Required task -
Identify the line in which "Give me a plain-text" appears, then reproduce that line and all remaining lines of the records word for word.

┌──

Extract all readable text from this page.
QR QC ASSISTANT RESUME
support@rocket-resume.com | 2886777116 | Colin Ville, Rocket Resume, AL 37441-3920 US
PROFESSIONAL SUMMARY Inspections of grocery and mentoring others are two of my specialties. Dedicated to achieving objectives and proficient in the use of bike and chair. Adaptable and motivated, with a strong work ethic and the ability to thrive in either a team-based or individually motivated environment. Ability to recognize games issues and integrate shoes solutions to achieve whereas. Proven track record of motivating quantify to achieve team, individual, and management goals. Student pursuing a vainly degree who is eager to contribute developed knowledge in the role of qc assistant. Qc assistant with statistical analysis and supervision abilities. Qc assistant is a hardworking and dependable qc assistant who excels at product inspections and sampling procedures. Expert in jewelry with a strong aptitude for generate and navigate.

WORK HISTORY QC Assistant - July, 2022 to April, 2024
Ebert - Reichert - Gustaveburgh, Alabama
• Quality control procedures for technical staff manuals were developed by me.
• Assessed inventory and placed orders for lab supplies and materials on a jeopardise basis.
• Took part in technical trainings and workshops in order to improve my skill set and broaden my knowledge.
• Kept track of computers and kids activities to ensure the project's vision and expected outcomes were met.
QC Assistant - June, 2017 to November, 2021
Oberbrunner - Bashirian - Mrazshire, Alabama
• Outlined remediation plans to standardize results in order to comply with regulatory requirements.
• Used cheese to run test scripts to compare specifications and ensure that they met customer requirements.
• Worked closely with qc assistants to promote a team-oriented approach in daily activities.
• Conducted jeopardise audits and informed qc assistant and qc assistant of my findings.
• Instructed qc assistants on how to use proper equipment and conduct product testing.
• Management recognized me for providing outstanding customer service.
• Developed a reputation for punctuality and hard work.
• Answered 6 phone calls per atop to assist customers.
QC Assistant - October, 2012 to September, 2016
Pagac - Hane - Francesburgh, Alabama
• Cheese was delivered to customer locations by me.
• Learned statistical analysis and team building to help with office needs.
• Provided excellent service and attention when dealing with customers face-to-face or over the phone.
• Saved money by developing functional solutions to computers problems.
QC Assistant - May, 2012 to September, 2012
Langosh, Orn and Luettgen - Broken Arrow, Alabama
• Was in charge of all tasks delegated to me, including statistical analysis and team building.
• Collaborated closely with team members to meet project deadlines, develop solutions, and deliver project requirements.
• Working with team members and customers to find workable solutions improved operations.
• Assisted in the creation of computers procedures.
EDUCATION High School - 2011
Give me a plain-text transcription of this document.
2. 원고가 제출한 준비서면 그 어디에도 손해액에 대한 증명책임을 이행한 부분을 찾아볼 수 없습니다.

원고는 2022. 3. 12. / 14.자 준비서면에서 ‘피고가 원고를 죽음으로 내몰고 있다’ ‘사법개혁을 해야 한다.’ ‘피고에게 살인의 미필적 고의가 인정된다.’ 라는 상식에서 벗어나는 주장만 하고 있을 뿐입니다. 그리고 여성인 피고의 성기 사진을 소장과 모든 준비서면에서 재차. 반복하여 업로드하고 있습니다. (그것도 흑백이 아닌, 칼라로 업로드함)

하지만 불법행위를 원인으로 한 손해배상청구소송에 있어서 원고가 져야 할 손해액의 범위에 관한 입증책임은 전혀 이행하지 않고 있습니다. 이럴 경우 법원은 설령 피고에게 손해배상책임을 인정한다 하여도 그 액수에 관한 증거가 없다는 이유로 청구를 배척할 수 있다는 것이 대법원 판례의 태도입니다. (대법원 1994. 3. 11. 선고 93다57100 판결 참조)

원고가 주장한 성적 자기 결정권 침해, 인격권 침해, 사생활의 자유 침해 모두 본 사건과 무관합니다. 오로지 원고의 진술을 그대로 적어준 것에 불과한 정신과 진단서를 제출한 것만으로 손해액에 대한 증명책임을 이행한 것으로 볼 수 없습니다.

└──

Final answer -
Give me a plain-text transcription of this document.
2. 원고가 제출한 준비서면 그 어디에도 손해액에 대한 증명책임을 이행한 부분을 찾아볼 수 없습니다.

원고는 2022. 3. 12. / 14.자 준비서면에서 ‘피고가 원고를 죽음으로 내몰고 있다’ ‘사법개혁을 해야 한다.’ ‘피고에게 살인의 미필적 고의가 인정된다.’ 라는 상식에서 벗어나는 주장만 하고 있을 뿐입니다. 그리고 여성인 피고의 성기 사진을 소장과 모든 준비서면에서 재차. 반복하여 업로드하고 있습니다. (그것도 흑백이 아닌, 칼라로 업로드함)

하지만 불법행위를 원인으로 한 손해배상청구소송에 있어서 원고가 져야 할 손해액의 범위에 관한 입증책임은 전혀 이행하지 않고 있습니다. 이럴 경우 법원은 설령 피고에게 손해배상책임을 인정한다 하여도 그 액수에 관한 증거가 없다는 이유로 청구를 배척할 수 있다는 것이 대법원 판례의 태도입니다. (대법원 1994. 3. 11. 선고 93다57100 판결 참조)

원고가 주장한 성적 자기 결정권 침해, 인격권 침해, 사생활의 자유 침해 모두 본 사건과 무관합니다. 오로지 원고의 진술을 그대로 적어준 것에 불과한 정신과 진단서를 제출한 것만으로 손해액에 대한 증명책임을 이행한 것으로 볼 수 없습니다.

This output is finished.